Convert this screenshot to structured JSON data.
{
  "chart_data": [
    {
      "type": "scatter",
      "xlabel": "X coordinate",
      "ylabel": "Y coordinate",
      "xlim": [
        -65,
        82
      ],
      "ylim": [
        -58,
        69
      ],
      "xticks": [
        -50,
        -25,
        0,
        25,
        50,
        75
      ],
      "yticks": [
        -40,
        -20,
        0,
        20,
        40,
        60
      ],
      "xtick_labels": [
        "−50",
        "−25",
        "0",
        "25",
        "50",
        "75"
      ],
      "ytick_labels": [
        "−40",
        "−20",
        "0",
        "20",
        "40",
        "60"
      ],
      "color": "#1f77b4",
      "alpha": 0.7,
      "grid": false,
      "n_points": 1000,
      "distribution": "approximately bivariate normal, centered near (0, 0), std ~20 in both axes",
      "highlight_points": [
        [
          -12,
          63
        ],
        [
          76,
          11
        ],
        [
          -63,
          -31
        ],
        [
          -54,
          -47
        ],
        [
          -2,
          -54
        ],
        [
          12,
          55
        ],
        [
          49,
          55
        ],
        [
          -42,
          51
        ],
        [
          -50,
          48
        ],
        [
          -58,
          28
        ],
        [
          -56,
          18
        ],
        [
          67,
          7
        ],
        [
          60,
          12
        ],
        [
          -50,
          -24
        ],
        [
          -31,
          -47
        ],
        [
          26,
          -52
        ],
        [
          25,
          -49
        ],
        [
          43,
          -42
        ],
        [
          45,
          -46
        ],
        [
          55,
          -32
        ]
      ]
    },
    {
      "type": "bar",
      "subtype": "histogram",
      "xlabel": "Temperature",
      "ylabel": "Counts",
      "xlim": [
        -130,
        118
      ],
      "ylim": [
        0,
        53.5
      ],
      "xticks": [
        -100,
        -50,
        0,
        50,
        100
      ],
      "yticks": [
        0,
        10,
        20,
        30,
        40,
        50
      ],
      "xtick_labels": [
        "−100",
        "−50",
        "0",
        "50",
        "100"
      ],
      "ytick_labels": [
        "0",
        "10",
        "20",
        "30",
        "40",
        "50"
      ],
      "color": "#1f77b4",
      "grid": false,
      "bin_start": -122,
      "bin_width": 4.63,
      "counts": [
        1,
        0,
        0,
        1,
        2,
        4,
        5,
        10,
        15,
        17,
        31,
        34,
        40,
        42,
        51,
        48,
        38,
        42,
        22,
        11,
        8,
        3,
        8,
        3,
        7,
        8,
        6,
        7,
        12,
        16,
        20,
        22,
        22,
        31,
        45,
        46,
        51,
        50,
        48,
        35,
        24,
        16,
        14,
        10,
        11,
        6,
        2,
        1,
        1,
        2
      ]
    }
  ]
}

********************

Aim of the task ->
In full and verbatim, repeat the records given above.

Task response ->
Convert this screenshot to structured JSON data.
{
  "chart_data": [
    {
      "type": "scatter",
      "xlabel": "X coordinate",
      "ylabel": "Y coordinate",
      "xlim": [
        -65,
        82
      ],
      "ylim": [
        -58,
        69
      ],
      "xticks": [
        -50,
        -25,
        0,
        25,
        50,
        75
      ],
      "yticks": [
        -40,
        -20,
        0,
        20,
        40,
        60
      ],
      "xtick_labels": [
        "−50",
        "−25",
        "0",
        "25",
        "50",
        "75"
      ],
      "ytick_labels": [
        "−40",
        "−20",
        "0",
        "20",
        "40",
        "60"
      ],
      "color": "#1f77b4",
      "alpha": 0.7,
      "grid": false,
      "n_points": 1000,
      "distribution": "approximately bivariate normal, centered near (0, 0), std ~20 in both axes",
      "highlight_points": [
        [
          -12,
          63
        ],
        [
          76,
          11
        ],
        [
          -63,
          -31
        ],
        [
          -54,
          -47
        ],
        [
          -2,
          -54
        ],
        [
          12,
          55
        ],
        [
          49,
          55
        ],
        [
          -42,
          51
        ],
        [
          -50,
          48
        ],
        [
          -58,
          28
        ],
        [
          -56,
          18
        ],
        [
          67,
          7
        ],
        [
          60,
          12
        ],
        [
          -50,
          -24
        ],
        [
          -31,
          -47
        ],
        [
          26,
          -52
        ],
        [
          25,
          -49
        ],
        [
          43,
          -42
        ],
        [
          45,
          -46
        ],
        [
          55,
          -32
        ]
      ]
    },
    {
      "type": "bar",
      "subtype": "histogram",
      "xlabel": "Temperature",
      "ylabel": "Counts",
      "xlim": [
        -130,
        118
      ],
      "ylim": [
        0,
        53.5
      ],
      "xticks": [
        -100,
        -50,
        0,
        50,
        100
      ],
      "yticks": [
        0,
        10,
        20,
        30,
        40,
        50
      ],
      "xtick_labels": [
        "−100",
        "−50",
        "0",
        "50",
        "100"
      ],
      "ytick_labels": [
        "0",
        "10",
        "20",
        "30",
        "40",
        "50"
      ],
      "color": "#1f77b4",
      "grid": false,
      "bin_start": -122,
      "bin_width": 4.63,
      "counts": [
        1,
        0,
        0,
        1,
        2,
        4,
        5,
        10,
        15,
        17,
        31,
        34,
        40,
        42,
        51,
        48,
        38,
        42,
        22,
        11,
        8,
        3,
        8,
        3,
        7,
        8,
        6,
        7,
        12,
        16,
        20,
        22,
        22,
        31,
        45,
        46,
        51,
        50,
        48,
        35,
        24,
        16,
        14,
        10,
        11,
        6,
        2,
        1,
        1,
        2
      ]
    }
  ]
}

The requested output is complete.